→ **Records**
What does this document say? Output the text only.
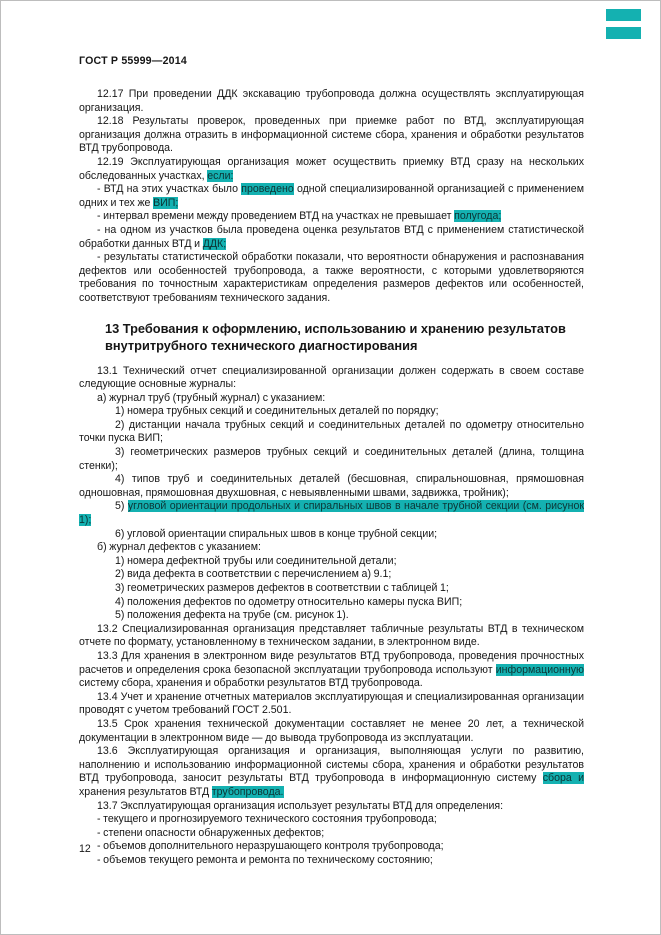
ГОСТ Р 55999—2014

12.17 При проведении ДДК экскавацию трубопровода должна осуществлять эксплуатирующая организация.

12.18 Результаты проверок, проведенных при приемке работ по ВТД, эксплуатирующая организация должна отразить в информационной системе сбора, хранения и обработки результатов ВТД трубопровода.

12.19 Эксплуатирующая организация может осуществить приемку ВТД сразу на нескольких обследованных участках, если:

- ВТД на этих участках было проведено одной специализированной организацией с применением одних и тех же ВИП;

- интервал времени между проведением ВТД на участках не превышает полугода;

- на одном из участков была проведена оценка результатов ВТД с применением статистической обработки данных ВТД и ДДК;

- результаты статистической обработки показали, что вероятности обнаружения и распознавания дефектов или особенностей трубопровода, а также вероятности, с которыми удовлетворяются требования по точностным характеристикам определения размеров дефектов или особенностей, соответствуют требованиям технического задания.

13 Требования к оформлению, использованию и хранению результатов внутритрубного технического диагностирования

13.1 Технический отчет специализированной организации должен содержать в своем составе следующие основные журналы:

а) журнал труб (трубный журнал) с указанием:

1) номера трубных секций и соединительных деталей по порядку;

2) дистанции начала трубных секций и соединительных деталей по одометру относительно точки пуска ВИП;

3) геометрических размеров трубных секций и соединительных деталей (длина, толщина стенки);

4) типов труб и соединительных деталей (бесшовная, спиральношовная, прямошовная одношовная, прямошовная двухшовная, с невыявленными швами, задвижка, тройник);

5) угловой ориентации продольных и спиральных швов в начале трубной секции (см. рисунок 1);

6) угловой ориентации спиральных швов в конце трубной секции;

б) журнал дефектов с указанием:

1) номера дефектной трубы или соединительной детали;

2) вида дефекта в соответствии с перечислением а) 9.1;

3) геометрических размеров дефектов в соответствии с таблицей 1;

4) положения дефектов по одометру относительно камеры пуска ВИП;

5) положения дефекта на трубе (см. рисунок 1).

13.2 Специализированная организация представляет табличные результаты ВТД в техническом отчете по формату, установленному в техническом задании, в электронном виде.

13.3 Для хранения в электронном виде результатов ВТД трубопровода, проведения прочностных расчетов и определения срока безопасной эксплуатации трубопровода используют информационную систему сбора, хранения и обработки результатов ВТД трубопровода.

13.4 Учет и хранение отчетных материалов эксплуатирующая и специализированная организации проводят с учетом требований ГОСТ 2.501.

13.5 Срок хранения технической документации составляет не менее 20 лет, а технической документации в электронном виде — до вывода трубопровода из эксплуатации.

13.6 Эксплуатирующая организация и организация, выполняющая услуги по развитию, наполнению и использованию информационной системы сбора, хранения и обработки результатов ВТД трубопровода, заносит результаты ВТД трубопровода в информационную систему сбора и хранения результатов ВТД трубопровода.

13.7 Эксплуатирующая организация использует результаты ВТД для определения:

- текущего и прогнозируемого технического состояния трубопровода;

- степени опасности обнаруженных дефектов;

- объемов дополнительного неразрушающего контроля трубопровода;

- объемов текущего ремонта и ремонта по техническому состоянию;

12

→ **What the exercise asks**
Return the listing above word for word, with the pictures removed.

→ **Response to this task**
What does this document say? Output the text only.
ГОСТ Р 55999—2014

12.17 При проведении ДДК экскавацию трубопровода должна осуществлять эксплуатирующая организация.

12.18 Результаты проверок, проведенных при приемке работ по ВТД, эксплуатирующая организация должна отразить в информационной системе сбора, хранения и обработки результатов ВТД трубопровода.

12.19 Эксплуатирующая организация может осуществить приемку ВТД сразу на нескольких обследованных участках, если:

- ВТД на этих участках было проведено одной специализированной организацией с применением одних и тех же ВИП;

- интервал времени между проведением ВТД на участках не превышает полугода;

- на одном из участков была проведена оценка результатов ВТД с применением статистической обработки данных ВТД и ДДК;

- результаты статистической обработки показали, что вероятности обнаружения и распознавания дефектов или особенностей трубопровода, а также вероятности, с которыми удовлетворяются требования по точностным характеристикам определения размеров дефектов или особенностей, соответствуют требованиям технического задания.

13 Требования к оформлению, использованию и хранению результатов внутритрубного технического диагностирования

13.1 Технический отчет специализированной организации должен содержать в своем составе следующие основные журналы:

а) журнал труб (трубный журнал) с указанием:

1) номера трубных секций и соединительных деталей по порядку;

2) дистанции начала трубных секций и соединительных деталей по одометру относительно точки пуска ВИП;

3) геометрических размеров трубных секций и соединительных деталей (длина, толщина стенки);

4) типов труб и соединительных деталей (бесшовная, спиральношовная, прямошовная одношовная, прямошовная двухшовная, с невыявленными швами, задвижка, тройник);

5) угловой ориентации продольных и спиральных швов в начале трубной секции (см. рисунок 1);

6) угловой ориентации спиральных швов в конце трубной секции;

б) журнал дефектов с указанием:

1) номера дефектной трубы или соединительной детали;

2) вида дефекта в соответствии с перечислением а) 9.1;

3) геометрических размеров дефектов в соответствии с таблицей 1;

4) положения дефектов по одометру относительно камеры пуска ВИП;

5) положения дефекта на трубе (см. рисунок 1).

13.2 Специализированная организация представляет табличные результаты ВТД в техническом отчете по формату, установленному в техническом задании, в электронном виде.

13.3 Для хранения в электронном виде результатов ВТД трубопровода, проведения прочностных расчетов и определения срока безопасной эксплуатации трубопровода используют информационную систему сбора, хранения и обработки результатов ВТД трубопровода.

13.4 Учет и хранение отчетных материалов эксплуатирующая и специализированная организации проводят с учетом требований ГОСТ 2.501.

13.5 Срок хранения технической документации составляет не менее 20 лет, а технической документации в электронном виде — до вывода трубопровода из эксплуатации.

13.6 Эксплуатирующая организация и организация, выполняющая услуги по развитию, наполнению и использованию информационной системы сбора, хранения и обработки результатов ВТД трубопровода, заносит результаты ВТД трубопровода в информационную систему сбора и хранения результатов ВТД трубопровода.

13.7 Эксплуатирующая организация использует результаты ВТД для определения:

- текущего и прогнозируемого технического состояния трубопровода;

- степени опасности обнаруженных дефектов;

- объемов дополнительного неразрушающего контроля трубопровода;

- объемов текущего ремонта и ремонта по техническому состоянию;

12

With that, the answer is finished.